STATED EXERCISE.
Locate the word "circle" in the data below, then copy every line that holds it.

EXERCISE INPUTS.
□ □ □ □ □

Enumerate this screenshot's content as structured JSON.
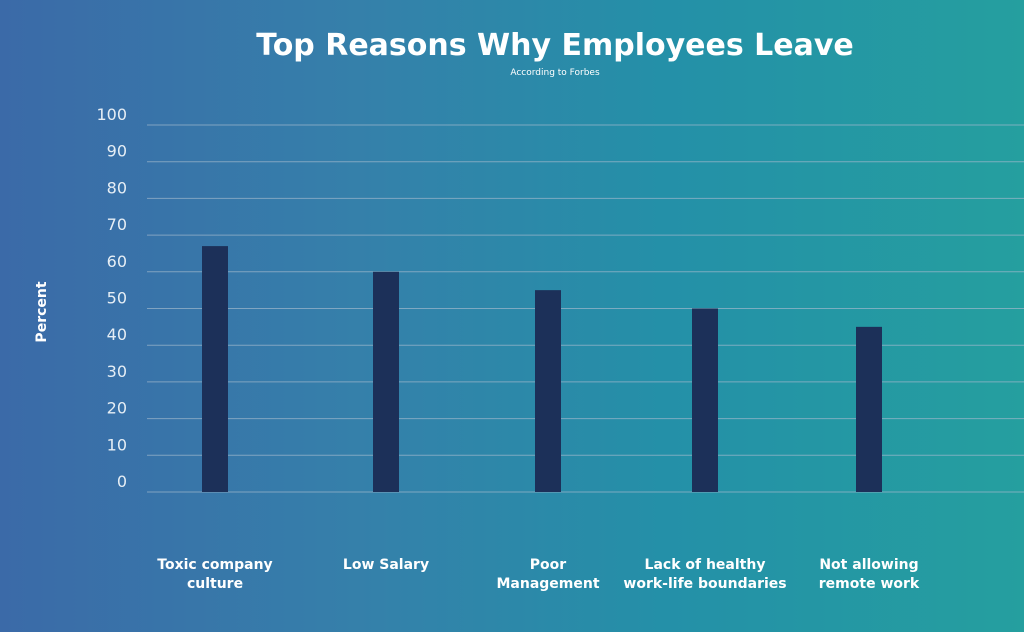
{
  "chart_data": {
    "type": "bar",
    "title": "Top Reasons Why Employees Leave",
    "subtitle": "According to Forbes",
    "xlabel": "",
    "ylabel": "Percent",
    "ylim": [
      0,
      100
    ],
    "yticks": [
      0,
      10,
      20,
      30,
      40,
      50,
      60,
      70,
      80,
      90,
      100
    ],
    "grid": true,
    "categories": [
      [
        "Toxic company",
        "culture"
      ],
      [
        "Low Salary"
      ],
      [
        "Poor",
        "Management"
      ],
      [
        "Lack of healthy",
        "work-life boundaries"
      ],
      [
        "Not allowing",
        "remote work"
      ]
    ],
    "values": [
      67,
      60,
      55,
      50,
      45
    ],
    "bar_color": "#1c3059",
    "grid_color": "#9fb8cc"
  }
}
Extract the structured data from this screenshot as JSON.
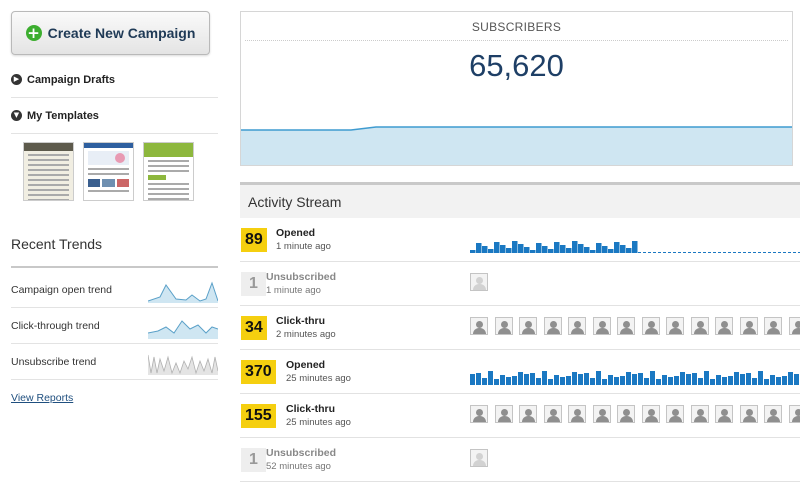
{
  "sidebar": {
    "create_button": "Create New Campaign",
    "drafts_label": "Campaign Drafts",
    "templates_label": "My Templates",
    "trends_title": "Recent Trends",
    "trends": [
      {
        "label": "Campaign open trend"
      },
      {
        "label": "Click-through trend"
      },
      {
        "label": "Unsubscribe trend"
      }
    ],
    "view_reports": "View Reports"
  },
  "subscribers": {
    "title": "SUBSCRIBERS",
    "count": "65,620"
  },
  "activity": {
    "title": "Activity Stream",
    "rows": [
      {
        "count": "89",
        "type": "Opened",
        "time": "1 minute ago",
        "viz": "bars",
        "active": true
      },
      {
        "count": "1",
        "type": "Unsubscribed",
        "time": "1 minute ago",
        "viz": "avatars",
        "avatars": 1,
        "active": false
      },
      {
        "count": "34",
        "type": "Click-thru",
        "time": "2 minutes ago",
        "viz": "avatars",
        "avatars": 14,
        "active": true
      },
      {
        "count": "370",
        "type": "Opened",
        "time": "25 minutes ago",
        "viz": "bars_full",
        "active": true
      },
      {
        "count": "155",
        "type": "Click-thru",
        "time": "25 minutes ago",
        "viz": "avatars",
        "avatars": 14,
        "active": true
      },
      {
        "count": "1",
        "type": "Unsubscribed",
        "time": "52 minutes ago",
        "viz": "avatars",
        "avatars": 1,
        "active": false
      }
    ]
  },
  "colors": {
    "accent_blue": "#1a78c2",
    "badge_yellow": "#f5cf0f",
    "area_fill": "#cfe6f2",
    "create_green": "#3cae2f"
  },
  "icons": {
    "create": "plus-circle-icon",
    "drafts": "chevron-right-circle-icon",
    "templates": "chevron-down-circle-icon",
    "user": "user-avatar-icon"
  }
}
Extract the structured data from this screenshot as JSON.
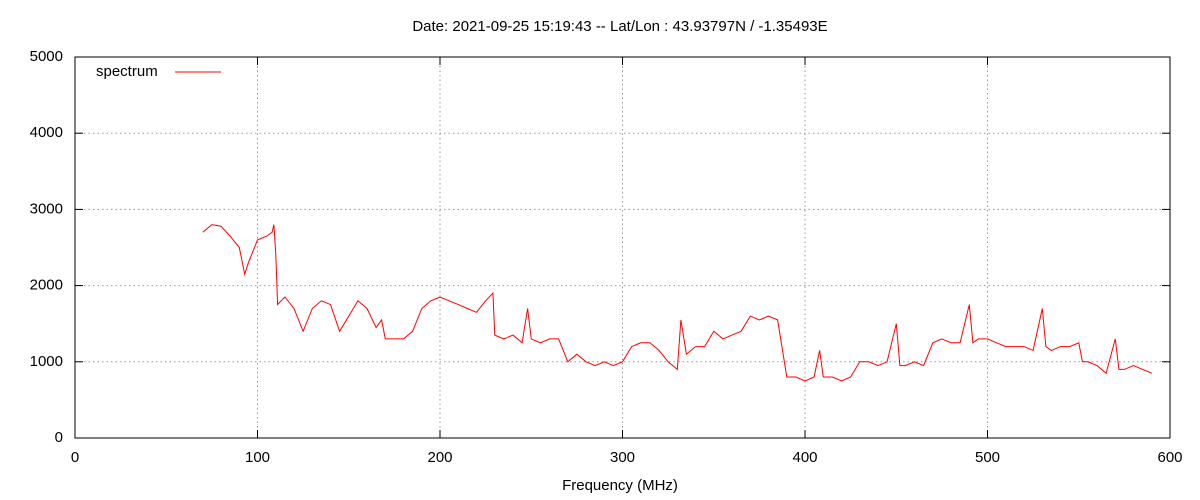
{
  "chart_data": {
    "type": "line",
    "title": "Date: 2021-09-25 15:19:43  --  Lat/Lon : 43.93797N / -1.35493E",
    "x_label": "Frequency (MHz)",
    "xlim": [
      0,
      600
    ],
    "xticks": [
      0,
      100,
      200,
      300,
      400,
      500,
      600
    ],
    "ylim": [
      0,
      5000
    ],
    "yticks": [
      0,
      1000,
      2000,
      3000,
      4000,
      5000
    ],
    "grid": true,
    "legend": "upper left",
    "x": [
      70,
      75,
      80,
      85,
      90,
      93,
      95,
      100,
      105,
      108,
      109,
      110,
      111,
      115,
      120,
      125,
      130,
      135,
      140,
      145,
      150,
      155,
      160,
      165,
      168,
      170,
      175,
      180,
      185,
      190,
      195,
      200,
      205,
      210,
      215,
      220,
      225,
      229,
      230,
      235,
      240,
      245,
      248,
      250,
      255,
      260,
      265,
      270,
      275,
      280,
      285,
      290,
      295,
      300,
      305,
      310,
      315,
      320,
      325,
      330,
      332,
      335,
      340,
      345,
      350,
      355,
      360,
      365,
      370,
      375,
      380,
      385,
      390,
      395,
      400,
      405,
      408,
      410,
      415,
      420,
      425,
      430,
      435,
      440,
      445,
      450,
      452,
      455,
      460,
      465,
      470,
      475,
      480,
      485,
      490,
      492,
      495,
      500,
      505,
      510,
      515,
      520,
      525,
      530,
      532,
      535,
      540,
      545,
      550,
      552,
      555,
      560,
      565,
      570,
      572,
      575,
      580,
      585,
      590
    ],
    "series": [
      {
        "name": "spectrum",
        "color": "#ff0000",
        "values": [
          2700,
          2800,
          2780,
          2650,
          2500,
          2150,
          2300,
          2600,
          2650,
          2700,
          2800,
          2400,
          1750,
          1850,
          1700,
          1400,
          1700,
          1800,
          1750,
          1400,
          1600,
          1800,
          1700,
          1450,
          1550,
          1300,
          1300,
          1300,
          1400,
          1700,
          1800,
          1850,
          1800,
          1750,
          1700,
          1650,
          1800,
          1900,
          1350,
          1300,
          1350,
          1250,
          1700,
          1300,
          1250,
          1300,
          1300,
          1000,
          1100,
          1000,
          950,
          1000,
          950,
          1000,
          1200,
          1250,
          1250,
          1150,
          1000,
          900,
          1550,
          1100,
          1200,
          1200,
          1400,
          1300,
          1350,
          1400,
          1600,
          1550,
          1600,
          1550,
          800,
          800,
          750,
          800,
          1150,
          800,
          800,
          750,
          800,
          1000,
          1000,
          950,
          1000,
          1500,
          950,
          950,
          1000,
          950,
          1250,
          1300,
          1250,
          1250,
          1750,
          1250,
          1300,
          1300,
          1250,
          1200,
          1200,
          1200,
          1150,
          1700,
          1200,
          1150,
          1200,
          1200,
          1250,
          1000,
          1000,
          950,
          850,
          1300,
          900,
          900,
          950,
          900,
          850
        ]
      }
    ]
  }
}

□ □ □ □ □

FULL RESPONSE.
    "create": "plus-circle-icon",
    "drafts": "chevron-right-circle-icon",
    "templates": "chevron-down-circle-icon",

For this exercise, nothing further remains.